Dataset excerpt

-- START --

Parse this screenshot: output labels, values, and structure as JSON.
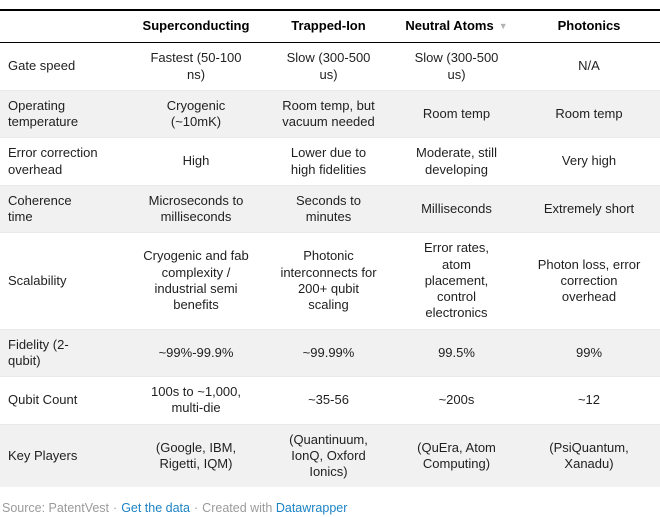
{
  "table": {
    "columns": [
      "",
      "Superconducting",
      "Trapped-Ion",
      "Neutral Atoms",
      "Photonics"
    ],
    "sort_indicator": {
      "column": "Neutral Atoms",
      "glyph": "▼"
    },
    "rows": [
      {
        "label": "Gate speed",
        "cells": [
          "Fastest (50-100 ns)",
          "Slow (300-500 us)",
          "Slow (300-500 us)",
          "N/A"
        ]
      },
      {
        "label": "Operating temperature",
        "cells": [
          "Cryogenic (~10mK)",
          "Room temp, but vacuum needed",
          "Room temp",
          "Room temp"
        ]
      },
      {
        "label": "Error correction overhead",
        "cells": [
          "High",
          "Lower due to high fidelities",
          "Moderate, still developing",
          "Very high"
        ]
      },
      {
        "label": "Coherence time",
        "cells": [
          "Microseconds to milliseconds",
          "Seconds to minutes",
          "Milliseconds",
          "Extremely short"
        ]
      },
      {
        "label": "Scalability",
        "cells": [
          "Cryogenic and fab complexity / industrial semi benefits",
          "Photonic interconnects for 200+ qubit scaling",
          "Error rates, atom placement, control electronics",
          "Photon loss, error correction overhead"
        ]
      },
      {
        "label": "Fidelity (2-qubit)",
        "cells": [
          "~99%-99.9%",
          "~99.99%",
          "99.5%",
          "99%"
        ]
      },
      {
        "label": "Qubit Count",
        "cells": [
          "100s to ~1,000, multi-die",
          "~35-56",
          "~200s",
          "~12"
        ]
      },
      {
        "label": "Key Players",
        "cells": [
          "(Google, IBM, Rigetti, IQM)",
          "(Quantinuum, IonQ, Oxford Ionics)",
          "(QuEra, Atom Computing)",
          "(PsiQuantum, Xanadu)"
        ]
      }
    ]
  },
  "footer": {
    "source_text": "Source: PatentVest",
    "separator": "·",
    "get_data_link": "Get the data",
    "created_with_text": "Created with",
    "datawrapper_link": "Datawrapper"
  },
  "colors": {
    "stripe_gray": "#f1f1f1",
    "rule_black": "#000000",
    "link_blue": "#1d83c4",
    "footer_gray": "#9b9b9b"
  }
}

-- END --

_Exercise requirements_
All the lines above are to be given again exactly as they read, with the pictures removed.

_Solution below_
Parse this screenshot: output labels, values, and structure as JSON.
{
  "table": {
    "columns": [
      "",
      "Superconducting",
      "Trapped-Ion",
      "Neutral Atoms",
      "Photonics"
    ],
    "sort_indicator": {
      "column": "Neutral Atoms",
      "glyph": "▼"
    },
    "rows": [
      {
        "label": "Gate speed",
        "cells": [
          "Fastest (50-100 ns)",
          "Slow (300-500 us)",
          "Slow (300-500 us)",
          "N/A"
        ]
      },
      {
        "label": "Operating temperature",
        "cells": [
          "Cryogenic (~10mK)",
          "Room temp, but vacuum needed",
          "Room temp",
          "Room temp"
        ]
      },
      {
        "label": "Error correction overhead",
        "cells": [
          "High",
          "Lower due to high fidelities",
          "Moderate, still developing",
          "Very high"
        ]
      },
      {
        "label": "Coherence time",
        "cells": [
          "Microseconds to milliseconds",
          "Seconds to minutes",
          "Milliseconds",
          "Extremely short"
        ]
      },
      {
        "label": "Scalability",
        "cells": [
          "Cryogenic and fab complexity / industrial semi benefits",
          "Photonic interconnects for 200+ qubit scaling",
          "Error rates, atom placement, control electronics",
          "Photon loss, error correction overhead"
        ]
      },
      {
        "label": "Fidelity (2-qubit)",
        "cells": [
          "~99%-99.9%",
          "~99.99%",
          "99.5%",
          "99%"
        ]
      },
      {
        "label": "Qubit Count",
        "cells": [
          "100s to ~1,000, multi-die",
          "~35-56",
          "~200s",
          "~12"
        ]
      },
      {
        "label": "Key Players",
        "cells": [
          "(Google, IBM, Rigetti, IQM)",
          "(Quantinuum, IonQ, Oxford Ionics)",
          "(QuEra, Atom Computing)",
          "(PsiQuantum, Xanadu)"
        ]
      }
    ]
  },
  "footer": {
    "source_text": "Source: PatentVest",
    "separator": "·",
    "get_data_link": "Get the data",
    "created_with_text": "Created with",
    "datawrapper_link": "Datawrapper"
  },
  "colors": {
    "stripe_gray": "#f1f1f1",
    "rule_black": "#000000",
    "link_blue": "#1d83c4",
    "footer_gray": "#9b9b9b"
  }
}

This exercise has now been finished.